* Data items *
···

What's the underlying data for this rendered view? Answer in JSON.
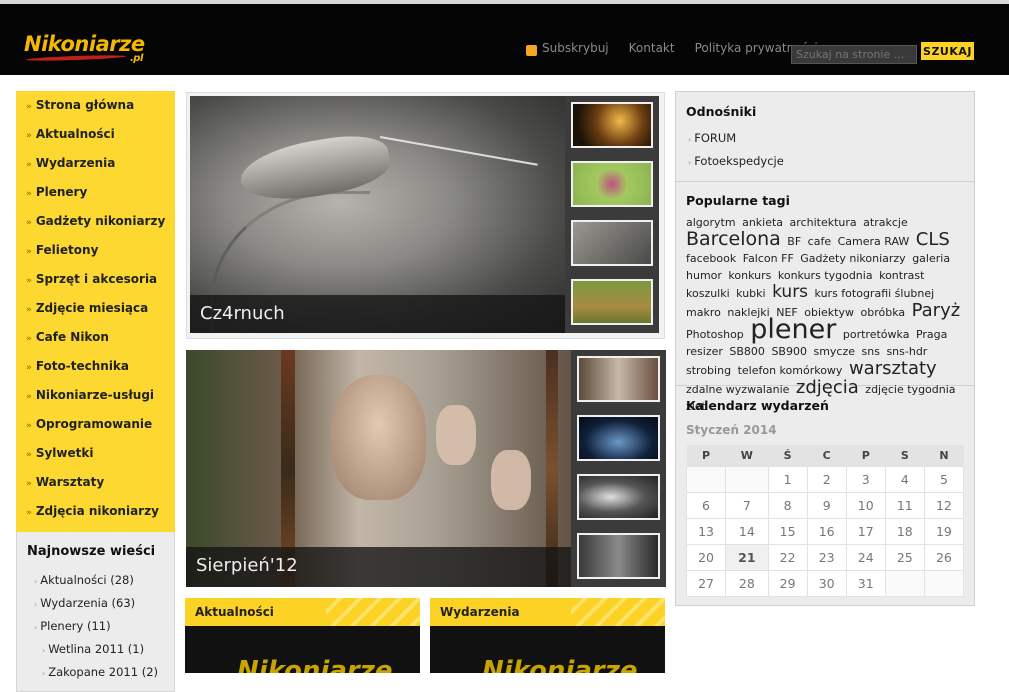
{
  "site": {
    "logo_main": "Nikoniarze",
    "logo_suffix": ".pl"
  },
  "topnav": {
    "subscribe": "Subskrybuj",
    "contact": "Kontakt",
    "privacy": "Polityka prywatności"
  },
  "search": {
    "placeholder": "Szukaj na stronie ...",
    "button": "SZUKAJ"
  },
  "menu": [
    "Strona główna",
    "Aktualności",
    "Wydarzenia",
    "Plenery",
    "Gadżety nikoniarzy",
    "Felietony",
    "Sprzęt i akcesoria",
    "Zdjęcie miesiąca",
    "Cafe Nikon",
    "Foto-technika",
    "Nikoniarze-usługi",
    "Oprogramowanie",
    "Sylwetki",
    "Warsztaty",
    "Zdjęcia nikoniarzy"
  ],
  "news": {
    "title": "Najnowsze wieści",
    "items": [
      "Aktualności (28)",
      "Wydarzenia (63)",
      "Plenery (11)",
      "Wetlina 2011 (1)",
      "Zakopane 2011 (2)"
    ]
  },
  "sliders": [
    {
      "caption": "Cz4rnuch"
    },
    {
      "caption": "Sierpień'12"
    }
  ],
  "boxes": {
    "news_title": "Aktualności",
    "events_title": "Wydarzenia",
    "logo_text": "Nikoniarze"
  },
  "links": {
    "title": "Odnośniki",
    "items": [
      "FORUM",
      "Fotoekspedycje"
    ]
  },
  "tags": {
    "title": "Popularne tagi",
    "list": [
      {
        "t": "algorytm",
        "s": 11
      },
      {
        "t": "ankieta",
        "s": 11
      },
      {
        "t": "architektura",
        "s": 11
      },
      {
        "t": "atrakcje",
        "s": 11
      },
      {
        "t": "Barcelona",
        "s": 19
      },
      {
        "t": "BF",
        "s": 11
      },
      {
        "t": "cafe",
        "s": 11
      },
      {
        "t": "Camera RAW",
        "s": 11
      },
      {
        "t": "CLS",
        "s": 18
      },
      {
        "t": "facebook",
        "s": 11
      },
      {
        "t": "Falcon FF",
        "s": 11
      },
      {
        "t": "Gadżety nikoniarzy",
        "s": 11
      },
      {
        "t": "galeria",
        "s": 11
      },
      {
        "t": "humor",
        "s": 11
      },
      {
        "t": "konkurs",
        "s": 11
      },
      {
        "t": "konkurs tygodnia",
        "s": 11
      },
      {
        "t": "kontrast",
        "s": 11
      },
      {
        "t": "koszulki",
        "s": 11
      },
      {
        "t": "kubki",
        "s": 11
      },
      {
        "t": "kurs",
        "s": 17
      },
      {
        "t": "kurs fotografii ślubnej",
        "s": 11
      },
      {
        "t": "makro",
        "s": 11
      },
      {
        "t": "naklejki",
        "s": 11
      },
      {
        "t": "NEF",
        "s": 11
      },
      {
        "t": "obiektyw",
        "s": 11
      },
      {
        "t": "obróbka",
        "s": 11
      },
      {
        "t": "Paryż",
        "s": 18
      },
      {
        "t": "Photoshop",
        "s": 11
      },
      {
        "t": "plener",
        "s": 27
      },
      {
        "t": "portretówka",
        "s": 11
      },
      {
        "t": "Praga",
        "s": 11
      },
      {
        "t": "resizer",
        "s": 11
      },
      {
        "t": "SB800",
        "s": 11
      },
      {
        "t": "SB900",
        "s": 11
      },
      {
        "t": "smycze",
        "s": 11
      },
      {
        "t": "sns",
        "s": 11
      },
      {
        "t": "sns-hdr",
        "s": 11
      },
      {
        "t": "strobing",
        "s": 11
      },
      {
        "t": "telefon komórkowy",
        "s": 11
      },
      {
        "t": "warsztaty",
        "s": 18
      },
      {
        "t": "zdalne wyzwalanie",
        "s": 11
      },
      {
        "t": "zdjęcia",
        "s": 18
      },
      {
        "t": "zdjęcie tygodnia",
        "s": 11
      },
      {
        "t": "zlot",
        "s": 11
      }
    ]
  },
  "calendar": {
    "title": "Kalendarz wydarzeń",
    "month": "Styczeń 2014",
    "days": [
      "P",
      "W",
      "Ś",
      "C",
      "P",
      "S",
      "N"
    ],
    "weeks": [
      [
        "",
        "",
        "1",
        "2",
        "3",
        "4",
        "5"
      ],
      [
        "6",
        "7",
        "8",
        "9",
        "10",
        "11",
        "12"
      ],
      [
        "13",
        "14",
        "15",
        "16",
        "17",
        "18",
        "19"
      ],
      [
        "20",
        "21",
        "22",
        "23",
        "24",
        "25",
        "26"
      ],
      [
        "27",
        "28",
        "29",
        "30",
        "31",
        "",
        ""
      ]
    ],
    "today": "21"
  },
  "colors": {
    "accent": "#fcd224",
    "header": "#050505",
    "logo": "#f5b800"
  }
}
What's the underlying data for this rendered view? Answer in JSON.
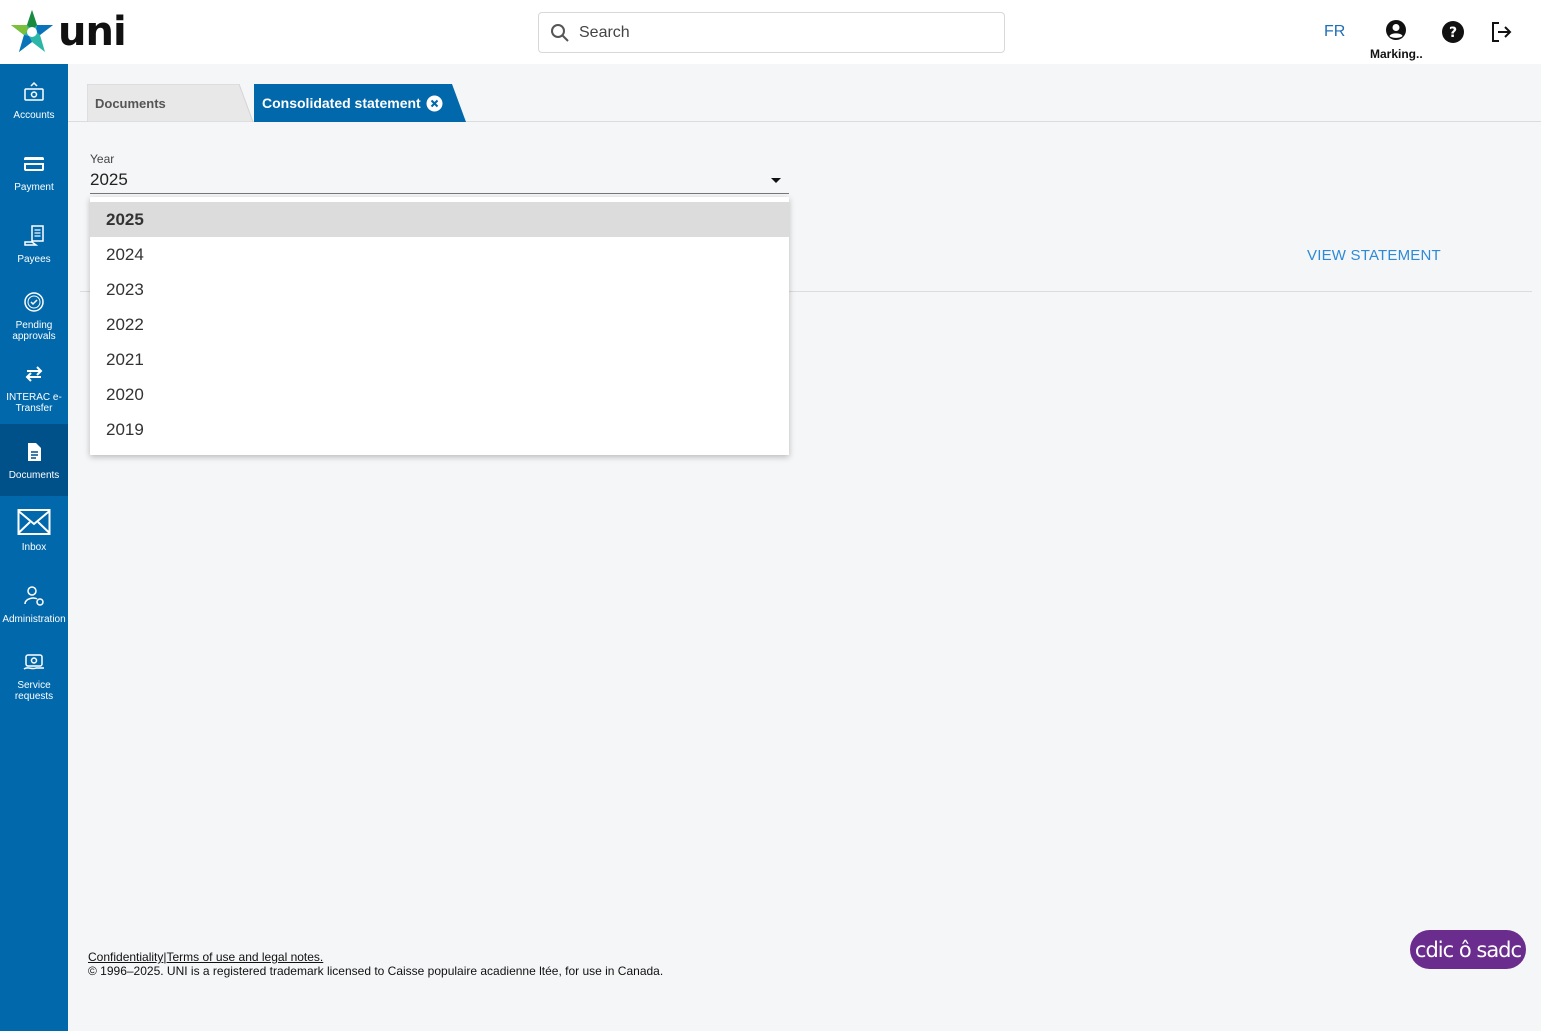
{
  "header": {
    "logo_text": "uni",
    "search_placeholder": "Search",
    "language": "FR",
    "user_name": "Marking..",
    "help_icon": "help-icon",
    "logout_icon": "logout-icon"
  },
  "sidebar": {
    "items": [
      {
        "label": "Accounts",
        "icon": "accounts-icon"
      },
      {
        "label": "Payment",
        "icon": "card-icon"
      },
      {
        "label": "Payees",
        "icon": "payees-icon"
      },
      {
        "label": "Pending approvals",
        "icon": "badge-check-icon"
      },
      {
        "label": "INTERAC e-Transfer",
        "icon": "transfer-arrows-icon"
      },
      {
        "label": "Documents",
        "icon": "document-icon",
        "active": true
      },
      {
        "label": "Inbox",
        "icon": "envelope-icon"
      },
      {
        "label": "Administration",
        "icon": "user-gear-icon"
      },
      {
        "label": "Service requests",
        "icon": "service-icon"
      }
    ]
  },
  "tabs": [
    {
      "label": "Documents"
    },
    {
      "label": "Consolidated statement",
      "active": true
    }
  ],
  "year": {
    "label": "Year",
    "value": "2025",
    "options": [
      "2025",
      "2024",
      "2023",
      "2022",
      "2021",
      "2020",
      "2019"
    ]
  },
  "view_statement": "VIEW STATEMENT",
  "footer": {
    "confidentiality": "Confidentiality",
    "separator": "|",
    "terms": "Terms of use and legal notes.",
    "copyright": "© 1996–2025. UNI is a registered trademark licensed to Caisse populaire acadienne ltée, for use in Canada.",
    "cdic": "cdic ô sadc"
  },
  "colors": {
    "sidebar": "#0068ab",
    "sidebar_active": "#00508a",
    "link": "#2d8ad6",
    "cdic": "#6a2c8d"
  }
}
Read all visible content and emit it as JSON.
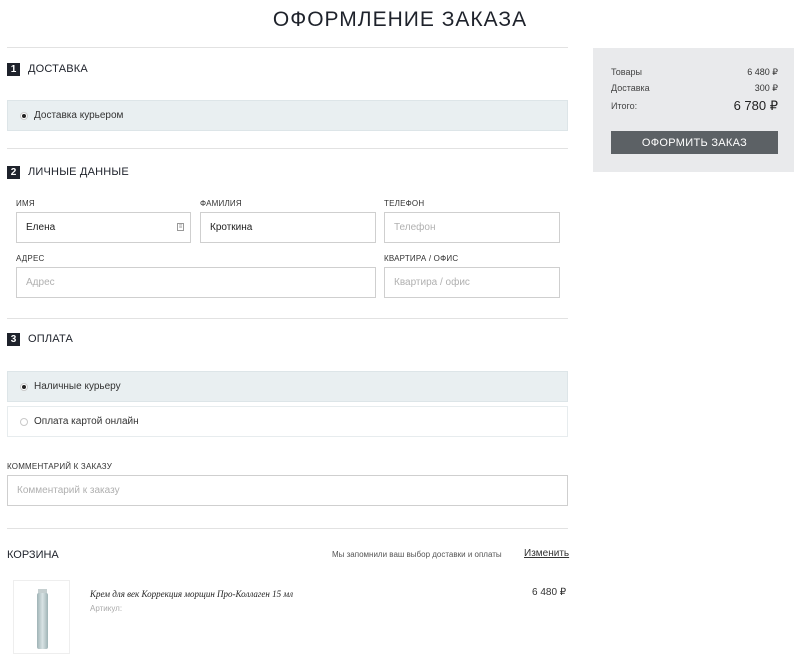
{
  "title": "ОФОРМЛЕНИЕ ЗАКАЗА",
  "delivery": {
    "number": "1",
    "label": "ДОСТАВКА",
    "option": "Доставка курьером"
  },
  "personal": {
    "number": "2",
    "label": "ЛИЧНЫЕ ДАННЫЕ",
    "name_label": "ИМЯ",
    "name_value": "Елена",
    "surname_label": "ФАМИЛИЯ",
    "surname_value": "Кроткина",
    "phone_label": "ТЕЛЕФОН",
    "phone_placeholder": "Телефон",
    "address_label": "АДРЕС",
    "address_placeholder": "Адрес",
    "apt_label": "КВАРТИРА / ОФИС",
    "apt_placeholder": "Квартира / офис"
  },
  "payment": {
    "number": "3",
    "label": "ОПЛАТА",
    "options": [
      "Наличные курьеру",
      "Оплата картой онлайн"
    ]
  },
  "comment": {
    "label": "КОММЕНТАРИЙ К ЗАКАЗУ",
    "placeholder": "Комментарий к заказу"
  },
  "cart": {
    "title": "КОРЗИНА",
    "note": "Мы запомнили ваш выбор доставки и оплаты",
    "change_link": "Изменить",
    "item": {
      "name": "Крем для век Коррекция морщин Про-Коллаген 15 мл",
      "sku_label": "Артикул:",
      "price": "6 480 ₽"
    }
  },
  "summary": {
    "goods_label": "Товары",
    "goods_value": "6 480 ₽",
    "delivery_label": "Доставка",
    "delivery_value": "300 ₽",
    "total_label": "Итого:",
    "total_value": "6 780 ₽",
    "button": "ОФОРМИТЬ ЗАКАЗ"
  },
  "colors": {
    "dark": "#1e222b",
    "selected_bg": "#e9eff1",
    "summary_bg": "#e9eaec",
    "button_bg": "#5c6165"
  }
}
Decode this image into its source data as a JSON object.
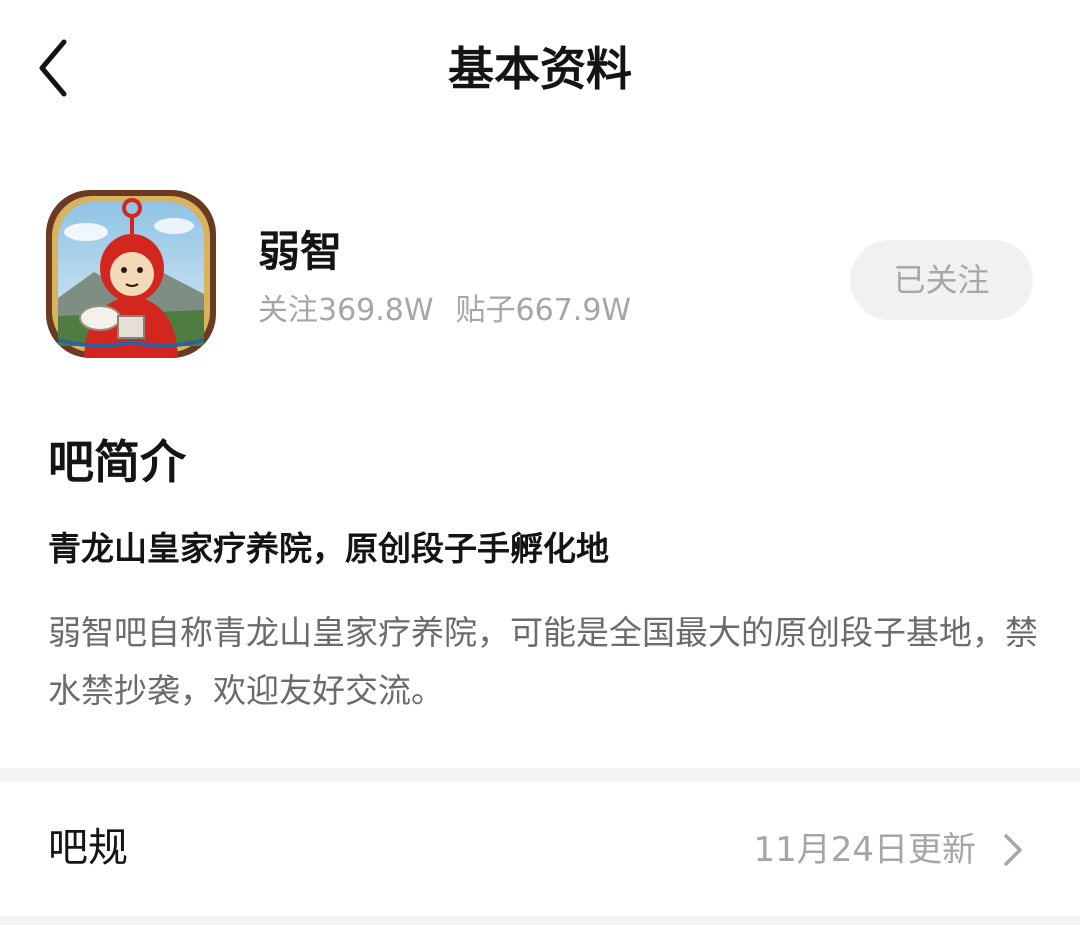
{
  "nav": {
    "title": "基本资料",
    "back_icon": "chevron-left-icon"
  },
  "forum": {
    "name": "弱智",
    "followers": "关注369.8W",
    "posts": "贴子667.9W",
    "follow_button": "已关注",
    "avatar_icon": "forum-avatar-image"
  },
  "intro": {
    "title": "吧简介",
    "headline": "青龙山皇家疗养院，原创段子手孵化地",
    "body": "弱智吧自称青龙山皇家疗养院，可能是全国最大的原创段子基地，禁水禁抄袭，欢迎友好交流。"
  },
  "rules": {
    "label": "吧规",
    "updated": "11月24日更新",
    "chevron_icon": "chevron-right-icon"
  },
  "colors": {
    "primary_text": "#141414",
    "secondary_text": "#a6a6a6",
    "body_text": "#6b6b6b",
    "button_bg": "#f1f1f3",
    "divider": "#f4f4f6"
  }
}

···

* THE EXERCISE *
The required output is the lines from the one containing "Decode this image" through the end of the records above, reproduced exactly, with no pictures.

* FULL ANSWER *
Decode this image into its source data as a JSON object.
{
  "nav": {
    "title": "基本资料",
    "back_icon": "chevron-left-icon"
  },
  "forum": {
    "name": "弱智",
    "followers": "关注369.8W",
    "posts": "贴子667.9W",
    "follow_button": "已关注",
    "avatar_icon": "forum-avatar-image"
  },
  "intro": {
    "title": "吧简介",
    "headline": "青龙山皇家疗养院，原创段子手孵化地",
    "body": "弱智吧自称青龙山皇家疗养院，可能是全国最大的原创段子基地，禁水禁抄袭，欢迎友好交流。"
  },
  "rules": {
    "label": "吧规",
    "updated": "11月24日更新",
    "chevron_icon": "chevron-right-icon"
  },
  "colors": {
    "primary_text": "#141414",
    "secondary_text": "#a6a6a6",
    "body_text": "#6b6b6b",
    "button_bg": "#f1f1f3",
    "divider": "#f4f4f6"
  }
}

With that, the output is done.